### WHAT NEEDS TO BE DONE:
Write out the whole of the material exactly.

[Dataset rows]
********************

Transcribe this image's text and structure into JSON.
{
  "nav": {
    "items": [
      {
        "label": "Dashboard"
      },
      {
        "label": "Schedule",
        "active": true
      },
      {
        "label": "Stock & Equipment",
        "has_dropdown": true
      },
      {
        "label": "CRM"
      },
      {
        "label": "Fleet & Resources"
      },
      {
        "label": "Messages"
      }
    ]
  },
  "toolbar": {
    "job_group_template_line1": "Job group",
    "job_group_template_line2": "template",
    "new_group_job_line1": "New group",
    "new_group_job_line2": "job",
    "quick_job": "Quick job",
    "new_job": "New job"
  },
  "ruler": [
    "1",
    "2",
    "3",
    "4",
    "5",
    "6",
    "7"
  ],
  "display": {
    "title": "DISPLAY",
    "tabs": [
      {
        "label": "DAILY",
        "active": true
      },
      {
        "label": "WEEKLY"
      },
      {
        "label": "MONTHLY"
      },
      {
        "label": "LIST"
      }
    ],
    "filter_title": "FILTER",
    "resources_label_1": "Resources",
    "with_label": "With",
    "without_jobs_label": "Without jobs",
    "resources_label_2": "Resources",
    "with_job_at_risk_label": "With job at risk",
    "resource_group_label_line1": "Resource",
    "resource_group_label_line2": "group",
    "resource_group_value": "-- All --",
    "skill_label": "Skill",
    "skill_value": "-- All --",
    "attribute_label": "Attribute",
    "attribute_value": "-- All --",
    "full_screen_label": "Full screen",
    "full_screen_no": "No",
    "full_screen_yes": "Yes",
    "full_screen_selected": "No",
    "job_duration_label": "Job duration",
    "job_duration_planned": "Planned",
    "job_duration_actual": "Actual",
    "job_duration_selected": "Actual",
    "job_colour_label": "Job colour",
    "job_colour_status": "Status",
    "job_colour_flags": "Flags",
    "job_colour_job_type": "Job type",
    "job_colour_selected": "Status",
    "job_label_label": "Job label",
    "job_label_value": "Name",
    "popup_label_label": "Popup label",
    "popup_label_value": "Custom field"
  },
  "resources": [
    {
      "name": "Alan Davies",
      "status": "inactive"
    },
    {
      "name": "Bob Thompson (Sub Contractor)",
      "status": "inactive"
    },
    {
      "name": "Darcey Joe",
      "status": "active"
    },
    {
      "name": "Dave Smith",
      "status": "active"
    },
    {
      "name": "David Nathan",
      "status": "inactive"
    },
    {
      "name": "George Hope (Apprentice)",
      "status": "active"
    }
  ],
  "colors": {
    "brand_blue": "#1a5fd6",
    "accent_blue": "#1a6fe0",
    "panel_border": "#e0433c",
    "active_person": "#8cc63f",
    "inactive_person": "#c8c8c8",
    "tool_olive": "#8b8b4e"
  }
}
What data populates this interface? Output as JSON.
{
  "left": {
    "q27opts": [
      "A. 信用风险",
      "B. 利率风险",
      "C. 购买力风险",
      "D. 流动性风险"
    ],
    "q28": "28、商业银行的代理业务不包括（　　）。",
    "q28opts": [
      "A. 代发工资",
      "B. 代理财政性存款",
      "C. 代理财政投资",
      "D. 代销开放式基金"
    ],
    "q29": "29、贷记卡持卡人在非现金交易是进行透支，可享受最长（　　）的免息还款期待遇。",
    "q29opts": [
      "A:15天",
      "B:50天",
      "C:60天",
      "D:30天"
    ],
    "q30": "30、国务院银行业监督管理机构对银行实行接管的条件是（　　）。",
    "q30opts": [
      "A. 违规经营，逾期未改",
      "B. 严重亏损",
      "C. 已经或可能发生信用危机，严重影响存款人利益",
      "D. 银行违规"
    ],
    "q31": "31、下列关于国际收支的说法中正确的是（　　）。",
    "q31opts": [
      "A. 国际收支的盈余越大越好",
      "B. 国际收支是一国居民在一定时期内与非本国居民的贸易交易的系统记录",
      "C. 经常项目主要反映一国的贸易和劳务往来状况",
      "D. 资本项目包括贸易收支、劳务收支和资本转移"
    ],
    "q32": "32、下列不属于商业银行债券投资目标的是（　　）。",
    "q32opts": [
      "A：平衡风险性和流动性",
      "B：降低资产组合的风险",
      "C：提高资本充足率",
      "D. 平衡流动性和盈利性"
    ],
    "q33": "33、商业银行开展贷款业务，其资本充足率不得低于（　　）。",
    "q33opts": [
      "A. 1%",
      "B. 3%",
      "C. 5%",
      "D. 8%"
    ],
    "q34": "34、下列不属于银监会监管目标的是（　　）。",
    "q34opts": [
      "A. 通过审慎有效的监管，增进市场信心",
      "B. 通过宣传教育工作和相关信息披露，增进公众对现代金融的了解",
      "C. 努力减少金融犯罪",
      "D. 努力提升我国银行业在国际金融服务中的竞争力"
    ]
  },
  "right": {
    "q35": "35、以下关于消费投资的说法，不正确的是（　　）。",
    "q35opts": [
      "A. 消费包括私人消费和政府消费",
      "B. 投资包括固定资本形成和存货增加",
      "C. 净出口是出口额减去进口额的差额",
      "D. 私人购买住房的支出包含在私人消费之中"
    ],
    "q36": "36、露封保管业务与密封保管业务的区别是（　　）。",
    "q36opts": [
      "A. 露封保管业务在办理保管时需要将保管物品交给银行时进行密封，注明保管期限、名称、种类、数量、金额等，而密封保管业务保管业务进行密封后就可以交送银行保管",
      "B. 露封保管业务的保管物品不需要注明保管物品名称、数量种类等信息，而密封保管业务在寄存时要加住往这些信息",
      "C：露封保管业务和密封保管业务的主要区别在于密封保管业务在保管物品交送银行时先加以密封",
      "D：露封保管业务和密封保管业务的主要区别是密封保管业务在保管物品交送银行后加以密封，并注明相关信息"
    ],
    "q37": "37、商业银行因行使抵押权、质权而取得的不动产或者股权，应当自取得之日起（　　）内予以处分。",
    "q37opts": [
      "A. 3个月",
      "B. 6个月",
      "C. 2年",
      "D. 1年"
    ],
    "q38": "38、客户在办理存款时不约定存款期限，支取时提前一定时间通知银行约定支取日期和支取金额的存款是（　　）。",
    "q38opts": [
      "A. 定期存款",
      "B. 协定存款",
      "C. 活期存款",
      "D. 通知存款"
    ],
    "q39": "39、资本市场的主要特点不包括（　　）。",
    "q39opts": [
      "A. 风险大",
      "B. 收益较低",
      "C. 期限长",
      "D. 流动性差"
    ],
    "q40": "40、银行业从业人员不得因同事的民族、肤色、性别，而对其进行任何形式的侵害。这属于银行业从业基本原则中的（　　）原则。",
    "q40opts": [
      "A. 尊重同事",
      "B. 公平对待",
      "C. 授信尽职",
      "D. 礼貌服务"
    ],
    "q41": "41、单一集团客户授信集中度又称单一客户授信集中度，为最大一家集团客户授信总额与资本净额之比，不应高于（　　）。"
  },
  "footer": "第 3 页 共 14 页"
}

********************

### EXERCISE ANSWER:
Transcribe this image's text and structure into JSON.
{
  "nav": {
    "items": [
      {
        "label": "Dashboard"
      },
      {
        "label": "Schedule",
        "active": true
      },
      {
        "label": "Stock & Equipment",
        "has_dropdown": true
      },
      {
        "label": "CRM"
      },
      {
        "label": "Fleet & Resources"
      },
      {
        "label": "Messages"
      }
    ]
  },
  "toolbar": {
    "job_group_template_line1": "Job group",
    "job_group_template_line2": "template",
    "new_group_job_line1": "New group",
    "new_group_job_line2": "job",
    "quick_job": "Quick job",
    "new_job": "New job"
  },
  "ruler": [
    "1",
    "2",
    "3",
    "4",
    "5",
    "6",
    "7"
  ],
  "display": {
    "title": "DISPLAY",
    "tabs": [
      {
        "label": "DAILY",
        "active": true
      },
      {
        "label": "WEEKLY"
      },
      {
        "label": "MONTHLY"
      },
      {
        "label": "LIST"
      }
    ],
    "filter_title": "FILTER",
    "resources_label_1": "Resources",
    "with_label": "With",
    "without_jobs_label": "Without jobs",
    "resources_label_2": "Resources",
    "with_job_at_risk_label": "With job at risk",
    "resource_group_label_line1": "Resource",
    "resource_group_label_line2": "group",
    "resource_group_value": "-- All --",
    "skill_label": "Skill",
    "skill_value": "-- All --",
    "attribute_label": "Attribute",
    "attribute_value": "-- All --",
    "full_screen_label": "Full screen",
    "full_screen_no": "No",
    "full_screen_yes": "Yes",
    "full_screen_selected": "No",
    "job_duration_label": "Job duration",
    "job_duration_planned": "Planned",
    "job_duration_actual": "Actual",
    "job_duration_selected": "Actual",
    "job_colour_label": "Job colour",
    "job_colour_status": "Status",
    "job_colour_flags": "Flags",
    "job_colour_job_type": "Job type",
    "job_colour_selected": "Status",
    "job_label_label": "Job label",
    "job_label_value": "Name",
    "popup_label_label": "Popup label",
    "popup_label_value": "Custom field"
  },
  "resources": [
    {
      "name": "Alan Davies",
      "status": "inactive"
    },
    {
      "name": "Bob Thompson (Sub Contractor)",
      "status": "inactive"
    },
    {
      "name": "Darcey Joe",
      "status": "active"
    },
    {
      "name": "Dave Smith",
      "status": "active"
    },
    {
      "name": "David Nathan",
      "status": "inactive"
    },
    {
      "name": "George Hope (Apprentice)",
      "status": "active"
    }
  ],
  "colors": {
    "brand_blue": "#1a5fd6",
    "accent_blue": "#1a6fe0",
    "panel_border": "#e0433c",
    "active_person": "#8cc63f",
    "inactive_person": "#c8c8c8",
    "tool_olive": "#8b8b4e"
  }
}
What data populates this interface? Output as JSON.
{
  "left": {
    "q27opts": [
      "A. 信用风险",
      "B. 利率风险",
      "C. 购买力风险",
      "D. 流动性风险"
    ],
    "q28": "28、商业银行的代理业务不包括（　　）。",
    "q28opts": [
      "A. 代发工资",
      "B. 代理财政性存款",
      "C. 代理财政投资",
      "D. 代销开放式基金"
    ],
    "q29": "29、贷记卡持卡人在非现金交易是进行透支，可享受最长（　　）的免息还款期待遇。",
    "q29opts": [
      "A:15天",
      "B:50天",
      "C:60天",
      "D:30天"
    ],
    "q30": "30、国务院银行业监督管理机构对银行实行接管的条件是（　　）。",
    "q30opts": [
      "A. 违规经营，逾期未改",
      "B. 严重亏损",
      "C. 已经或可能发生信用危机，严重影响存款人利益",
      "D. 银行违规"
    ],
    "q31": "31、下列关于国际收支的说法中正确的是（　　）。",
    "q31opts": [
      "A. 国际收支的盈余越大越好",
      "B. 国际收支是一国居民在一定时期内与非本国居民的贸易交易的系统记录",
      "C. 经常项目主要反映一国的贸易和劳务往来状况",
      "D. 资本项目包括贸易收支、劳务收支和资本转移"
    ],
    "q32": "32、下列不属于商业银行债券投资目标的是（　　）。",
    "q32opts": [
      "A：平衡风险性和流动性",
      "B：降低资产组合的风险",
      "C：提高资本充足率",
      "D. 平衡流动性和盈利性"
    ],
    "q33": "33、商业银行开展贷款业务，其资本充足率不得低于（　　）。",
    "q33opts": [
      "A. 1%",
      "B. 3%",
      "C. 5%",
      "D. 8%"
    ],
    "q34": "34、下列不属于银监会监管目标的是（　　）。",
    "q34opts": [
      "A. 通过审慎有效的监管，增进市场信心",
      "B. 通过宣传教育工作和相关信息披露，增进公众对现代金融的了解",
      "C. 努力减少金融犯罪",
      "D. 努力提升我国银行业在国际金融服务中的竞争力"
    ]
  },
  "right": {
    "q35": "35、以下关于消费投资的说法，不正确的是（　　）。",
    "q35opts": [
      "A. 消费包括私人消费和政府消费",
      "B. 投资包括固定资本形成和存货增加",
      "C. 净出口是出口额减去进口额的差额",
      "D. 私人购买住房的支出包含在私人消费之中"
    ],
    "q36": "36、露封保管业务与密封保管业务的区别是（　　）。",
    "q36opts": [
      "A. 露封保管业务在办理保管时需要将保管物品交给银行时进行密封，注明保管期限、名称、种类、数量、金额等，而密封保管业务保管业务进行密封后就可以交送银行保管",
      "B. 露封保管业务的保管物品不需要注明保管物品名称、数量种类等信息，而密封保管业务在寄存时要加住往这些信息",
      "C：露封保管业务和密封保管业务的主要区别在于密封保管业务在保管物品交送银行时先加以密封",
      "D：露封保管业务和密封保管业务的主要区别是密封保管业务在保管物品交送银行后加以密封，并注明相关信息"
    ],
    "q37": "37、商业银行因行使抵押权、质权而取得的不动产或者股权，应当自取得之日起（　　）内予以处分。",
    "q37opts": [
      "A. 3个月",
      "B. 6个月",
      "C. 2年",
      "D. 1年"
    ],
    "q38": "38、客户在办理存款时不约定存款期限，支取时提前一定时间通知银行约定支取日期和支取金额的存款是（　　）。",
    "q38opts": [
      "A. 定期存款",
      "B. 协定存款",
      "C. 活期存款",
      "D. 通知存款"
    ],
    "q39": "39、资本市场的主要特点不包括（　　）。",
    "q39opts": [
      "A. 风险大",
      "B. 收益较低",
      "C. 期限长",
      "D. 流动性差"
    ],
    "q40": "40、银行业从业人员不得因同事的民族、肤色、性别，而对其进行任何形式的侵害。这属于银行业从业基本原则中的（　　）原则。",
    "q40opts": [
      "A. 尊重同事",
      "B. 公平对待",
      "C. 授信尽职",
      "D. 礼貌服务"
    ],
    "q41": "41、单一集团客户授信集中度又称单一客户授信集中度，为最大一家集团客户授信总额与资本净额之比，不应高于（　　）。"
  },
  "footer": "第 3 页 共 14 页"
}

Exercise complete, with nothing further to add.